Task details: Omit all pictures. Copy the rest of the material exactly.

Records shown:
══════════════════════════════

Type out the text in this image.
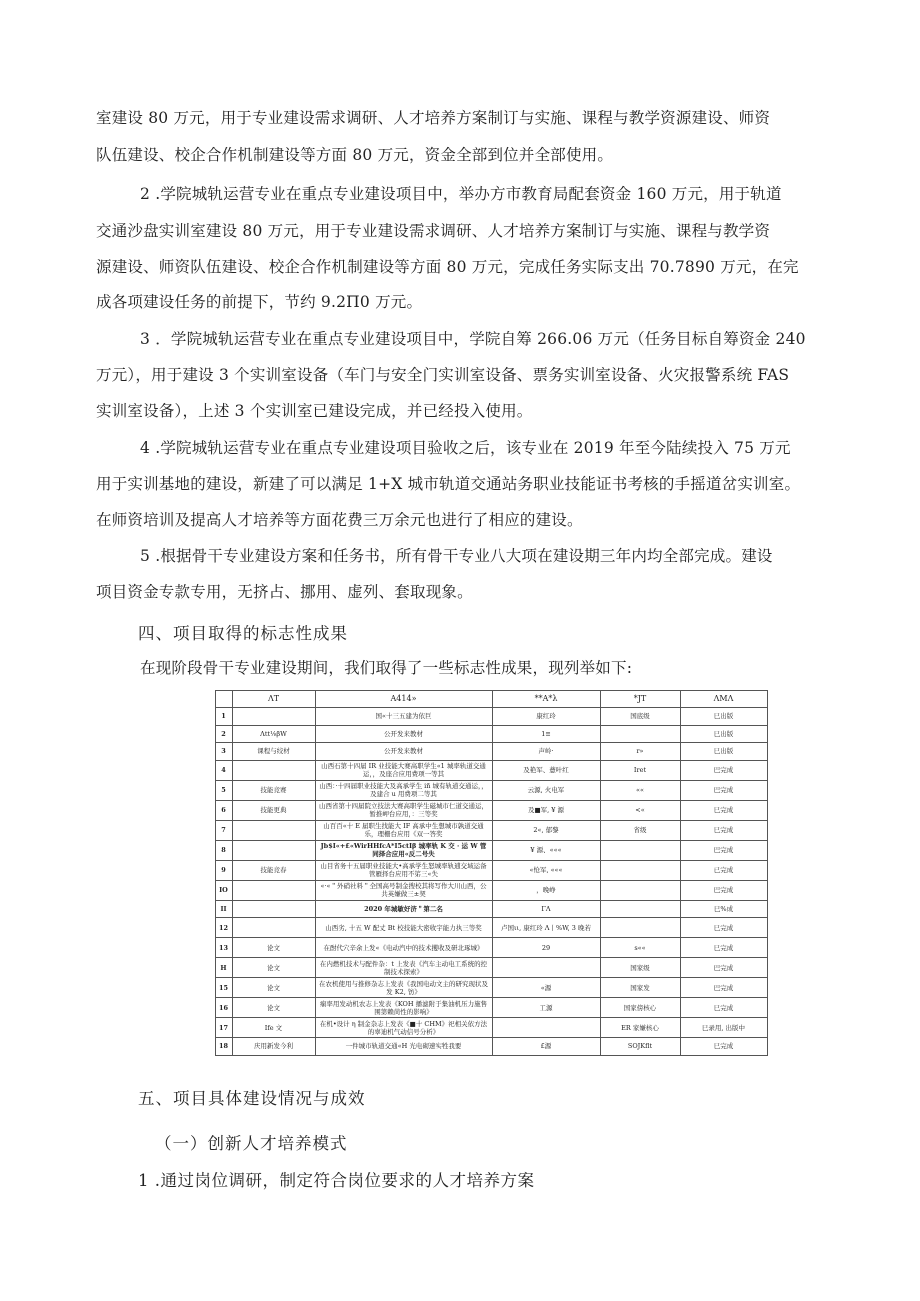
室建设 80 万元，用于专业建设需求调研、人才培养方案制订与实施、课程与教学资源建设、师资
队伍建设、校企合作机制建设等方面 80 万元，资金全部到位并全部使用。
2 .学院城轨运营专业在重点专业建设项目中，举办方市教育局配套资金 160 万元，用于轨道
交通沙盘实训室建设 80 万元，用于专业建设需求调研、人才培养方案制订与实施、课程与教学资
源建设、师资队伍建设、校企合作机制建设等方面 80 万元，完成任务实际支出 70.7890 万元，在完
成各项建设任务的前提下，节约 9.2Π0 万元。
3 ．学院城轨运营专业在重点专业建设项目中，学院自筹 266.06 万元（任务目标自筹资金 240
万元），用于建设 3 个实训室设备（车门与安全门实训室设备、票务实训室设备、火灾报警系统 FAS
实训室设备），上述 3 个实训室已建设完成，并已经投入使用。
4 .学院城轨运营专业在重点专业建设项目验收之后，该专业在 2019 年至今陆续投入 75 万元
用于实训基地的建设，新建了可以满足 1+X 城市轨道交通站务职业技能证书考核的手摇道岔实训室。
在师资培训及提高人才培养等方面花费三万余元也进行了相应的建设。
5 .根据骨干专业建设方案和任务书，所有骨干专业八大项在建设期三年内均全部完成。建设
项目资金专款专用，无挤占、挪用、虚列、套取现象。
四、项目取得的标志性成果
在现阶段骨干专业建设期间，我们取得了一些标志性成果，现列举如下:
		ΛT	A414»	**A*λ	*JT	ΛMΛ
	1		国«十三五建为依巨	康红玲	国底级	巳出版
	2	Λtt⅛βW	公开发来教材	1≡		巳出版
	3	课程与绞材	公开发来教材	声岭·	r»	巳出版
	4		山西石第十四届 IR 业技能大赛高职学生«1 城率轨道交通运，，及座合应用费项一等其	及艳军、薏叶红	Iret	巴完成
	5	技能竞赛	山西：·十四届职业技能大及高承学生 iñ 城有轨道交通运，，及建合 u 用费项二等其	云源, 火电军	««	巴完成
	6	技能更典	山西省第十四届院立技法大赛高职学生磁城市仁道交通运，暂推岬台应用，：三等奖	及■军, ¥ 源	<«	巳完成
	7		山百百«十 E 届职生找能大 IF 高承中生想城市孰道交通乐，理栅台应用《双一答奖	2«, 郁黎	省级	巳完成
	8		Jb$I«+£«WirHHfcA*I5ctIβ 城率轨 K 交 · 运 W 管同择合应用«反二号失	¥ 源、«««		巴完成
	9	技能竞春	山目省务十五届职业技能大•高承学生怒城率轨逋交域运备管雁择台应用不笫三«失	«怆军, «««		已完成
	IO		«·«＂外硝社料＂全国高号制金搜校其将写作大川山西，公共英嫌做三±契	，晚峥		巴完成
	II		2020 年城敏好济＂第二名	ΓΛ		巳%成
	12		山西劣, 十五 W 配丈 Bt 校技能大密收宇能力执三等奖	卢国ιι, 康红玲 Λ丨%W, 3 晚若		巳完成
	13	论文	在酎代穴辛余上发«《电动汽中的技术攫收及研北琢城》	29	s««	巳完成
	H	论文	在内燃机技术与配件杂：t 上发表《汽车主动电工系统的控制技术探索》		国家级	巴完成
	15	论文	在农机使用与推修杂志上发表《我国电动文主的研究现状及发 K2, 钫》	«源	国家发	巴完成
	16	论文	痫率用发动机农志上发表《KOH 播滤附于集油机压力施售围第赖苘性的影响》	工源	国家傍核心	巳完成
	17	Ife 文	在机•设计 η 制金杂志上发表《■十 CHM》祀相关依方法的辜迪机气动信号分析》		ER 家嫌核心	巳录用, 出版中
	18	庆用新发今利	一件城市轨道交通«H 光电砌速实牲我要	£源	SOJKflt	巳完成
五、项目具体建设情况与成效
（一）创新人才培养模式
1 .通过岗位调研，制定符合岗位要求的人才培养方案
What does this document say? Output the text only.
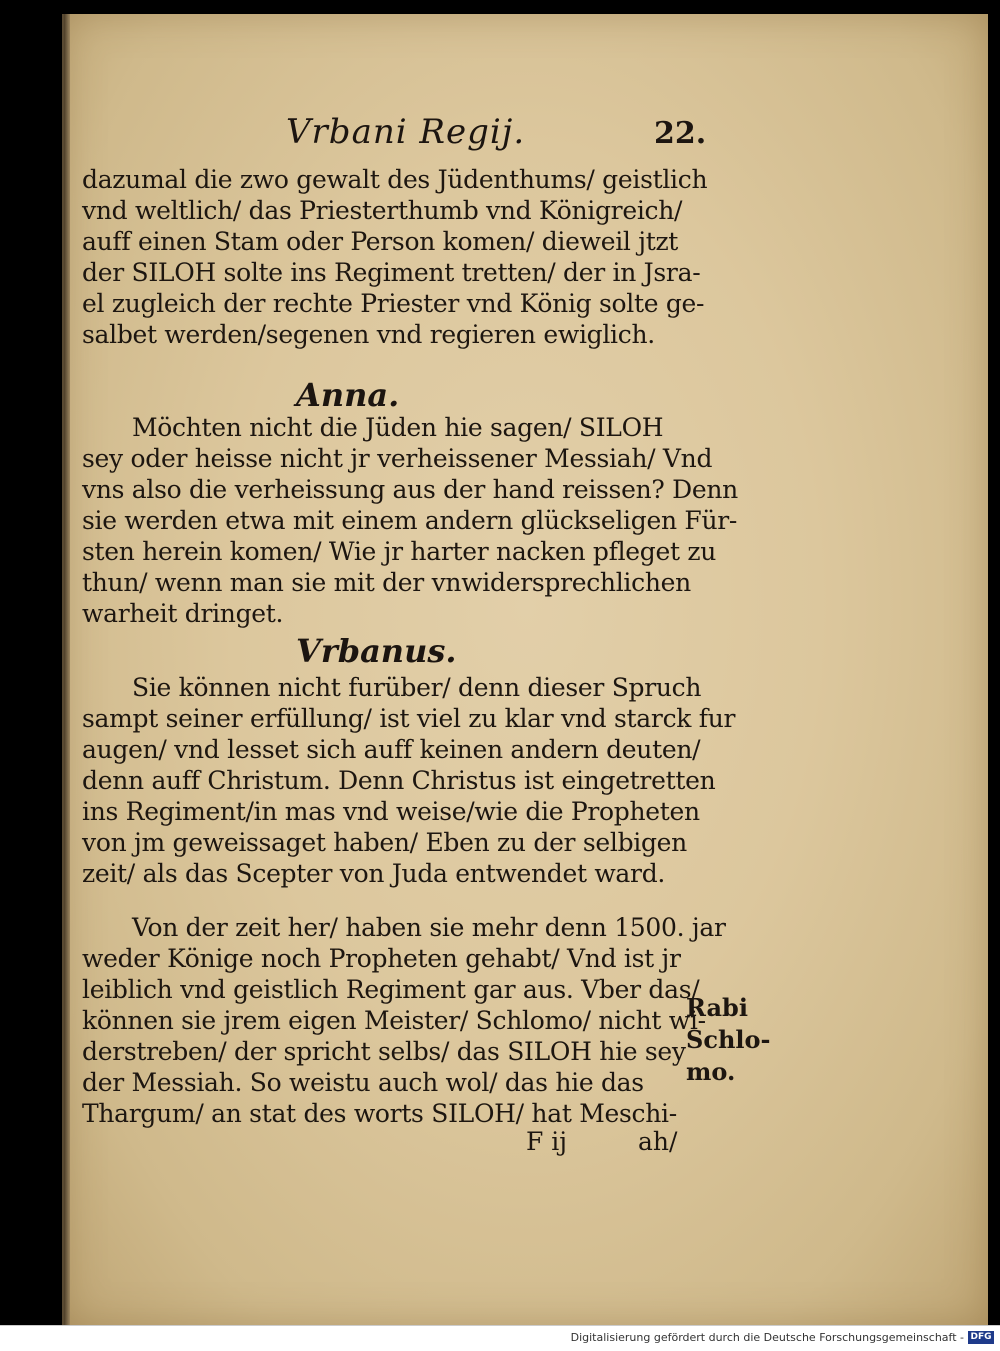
Vrbani Regij.	22.
dazumal die zwo gewalt des Jüdenthums/ geistlich
vnd weltlich/ das Priesterthumb vnd Königreich/
auff einen Stam oder Person komen/ dieweil jtzt
der SILOH solte ins Regiment tretten/ der in Jsra-
el zugleich der rechte Priester vnd König solte ge-
salbet werden/segenen vnd regieren ewiglich.
Anna.
Möchten nicht die Jüden hie sagen/ SILOH
sey oder heisse nicht jr verheissener Messiah/ Vnd
vns also die verheissung aus der hand reissen? Denn
sie werden etwa mit einem andern glückseligen Für-
sten herein komen/ Wie jr harter nacken pfleget zu
thun/ wenn man sie mit der vnwidersprechlichen
warheit dringet.
Vrbanus.
Sie können nicht furüber/ denn dieser Spruch
sampt seiner erfüllung/ ist viel zu klar vnd starck fur
augen/ vnd lesset sich auff keinen andern deuten/
denn auff Christum. Denn Christus ist eingetretten
ins Regiment/in mas vnd weise/wie die Propheten
von jm geweissaget haben/ Eben zu der selbigen
zeit/ als das Scepter von Juda entwendet ward.
Von der zeit her/ haben sie mehr denn 1500. jar
weder Könige noch Propheten gehabt/ Vnd ist jr
leiblich vnd geistlich Regiment gar aus. Vber das/
können sie jrem eigen Meister/ Schlomo/ nicht wi-
derstreben/ der spricht selbs/ das SILOH hie sey
der Messiah. So weistu auch wol/ das hie das
Thargum/ an stat des worts SILOH/ hat Meschi-
Rabi
Schlo-
mo.
F ij	ah/
Digitalisierung gefördert durch die Deutsche Forschungsgemeinschaft - DFG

══════════════════════════════

Exercise response:
Type out the text in this image.
室建设 80 万元，用于专业建设需求调研、人才培养方案制订与实施、课程与教学资源建设、师资
队伍建设、校企合作机制建设等方面 80 万元，资金全部到位并全部使用。
2 .学院城轨运营专业在重点专业建设项目中，举办方市教育局配套资金 160 万元，用于轨道
交通沙盘实训室建设 80 万元，用于专业建设需求调研、人才培养方案制订与实施、课程与教学资
源建设、师资队伍建设、校企合作机制建设等方面 80 万元，完成任务实际支出 70.7890 万元，在完
成各项建设任务的前提下，节约 9.2Π0 万元。
3 ．学院城轨运营专业在重点专业建设项目中，学院自筹 266.06 万元（任务目标自筹资金 240
万元），用于建设 3 个实训室设备（车门与安全门实训室设备、票务实训室设备、火灾报警系统 FAS
实训室设备），上述 3 个实训室已建设完成，并已经投入使用。
4 .学院城轨运营专业在重点专业建设项目验收之后，该专业在 2019 年至今陆续投入 75 万元
用于实训基地的建设，新建了可以满足 1+X 城市轨道交通站务职业技能证书考核的手摇道岔实训室。
在师资培训及提高人才培养等方面花费三万余元也进行了相应的建设。
5 .根据骨干专业建设方案和任务书，所有骨干专业八大项在建设期三年内均全部完成。建设
项目资金专款专用，无挤占、挪用、虚列、套取现象。
四、项目取得的标志性成果
在现阶段骨干专业建设期间，我们取得了一些标志性成果，现列举如下:
		ΛT	A414»	**A*λ	*JT	ΛMΛ
	1		国«十三五建为依巨	康红玲	国底级	巳出版
	2	Λtt⅛βW	公开发来教材	1≡		巳出版
	3	课程与绞材	公开发来教材	声岭·	r»	巳出版
	4		山西石第十四届 IR 业技能大赛高职学生«1 城率轨道交通运，，及座合应用费项一等其	及艳军、薏叶红	Iret	巴完成
	5	技能竞赛	山西：·十四届职业技能大及高承学生 iñ 城有轨道交通运，，及建合 u 用费项二等其	云源, 火电军	««	巴完成
	6	技能更典	山西省第十四届院立技法大赛高职学生磁城市仁道交通运，暂推岬台应用，：三等奖	及■军, ¥ 源	<«	巳完成
	7		山百百«十 E 届职生找能大 IF 高承中生想城市孰道交通乐，理栅台应用《双一答奖	2«, 郁黎	省级	巳完成
	8		Jb$I«+£«WirHHfcA*I5ctIβ 城率轨 K 交 · 运 W 管同择合应用«反二号失	¥ 源、«««		巴完成
	9	技能竞春	山目省务十五届职业技能大•高承学生怒城率轨逋交域运备管雁择台应用不笫三«失	«怆军, «««		已完成
	IO		«·«＂外硝社料＂全国高号制金搜校其将写作大川山西，公共英嫌做三±契	，晚峥		巴完成
	II		2020 年城敏好济＂第二名	ΓΛ		巳%成
	12		山西劣, 十五 W 配丈 Bt 校技能大密收宇能力执三等奖	卢国ιι, 康红玲 Λ丨%W, 3 晚若		巳完成
	13	论文	在酎代穴辛余上发«《电动汽中的技术攫收及研北琢城》	29	s««	巳完成
	H	论文	在内燃机技术与配件杂：t 上发表《汽车主动电工系统的控制技术探索》		国家级	巴完成
	15	论文	在农机使用与推修杂志上发表《我国电动文主的研究现状及发 K2, 钫》	«源	国家发	巴完成
	16	论文	痫率用发动机农志上发表《KOH 播滤附于集油机压力施售围第赖苘性的影响》	工源	国家傍核心	巳完成
	17	Ife 文	在机•设计 η 制金杂志上发表《■十 CHM》祀相关依方法的辜迪机气动信号分析》		ER 家嫌核心	巳录用, 出版中
	18	庆用新发今利	一件城市轨道交通«H 光电砌速实牲我要	£源	SOJKflt	巳完成
五、项目具体建设情况与成效
（一）创新人才培养模式
1 .通过岗位调研，制定符合岗位要求的人才培养方案
What does this document say? Output the text only.
Vrbani Regij.	22.
dazumal die zwo gewalt des Jüdenthums/ geistlich
vnd weltlich/ das Priesterthumb vnd Königreich/
auff einen Stam oder Person komen/ dieweil jtzt
der SILOH solte ins Regiment tretten/ der in Jsra-
el zugleich der rechte Priester vnd König solte ge-
salbet werden/segenen vnd regieren ewiglich.
Anna.
Möchten nicht die Jüden hie sagen/ SILOH
sey oder heisse nicht jr verheissener Messiah/ Vnd
vns also die verheissung aus der hand reissen? Denn
sie werden etwa mit einem andern glückseligen Für-
sten herein komen/ Wie jr harter nacken pfleget zu
thun/ wenn man sie mit der vnwidersprechlichen
warheit dringet.
Vrbanus.
Sie können nicht furüber/ denn dieser Spruch
sampt seiner erfüllung/ ist viel zu klar vnd starck fur
augen/ vnd lesset sich auff keinen andern deuten/
denn auff Christum. Denn Christus ist eingetretten
ins Regiment/in mas vnd weise/wie die Propheten
von jm geweissaget haben/ Eben zu der selbigen
zeit/ als das Scepter von Juda entwendet ward.
Von der zeit her/ haben sie mehr denn 1500. jar
weder Könige noch Propheten gehabt/ Vnd ist jr
leiblich vnd geistlich Regiment gar aus. Vber das/
können sie jrem eigen Meister/ Schlomo/ nicht wi-
derstreben/ der spricht selbs/ das SILOH hie sey
der Messiah. So weistu auch wol/ das hie das
Thargum/ an stat des worts SILOH/ hat Meschi-
Rabi
Schlo-
mo.
F ij	ah/
Digitalisierung gefördert durch die Deutsche Forschungsgemeinschaft - DFG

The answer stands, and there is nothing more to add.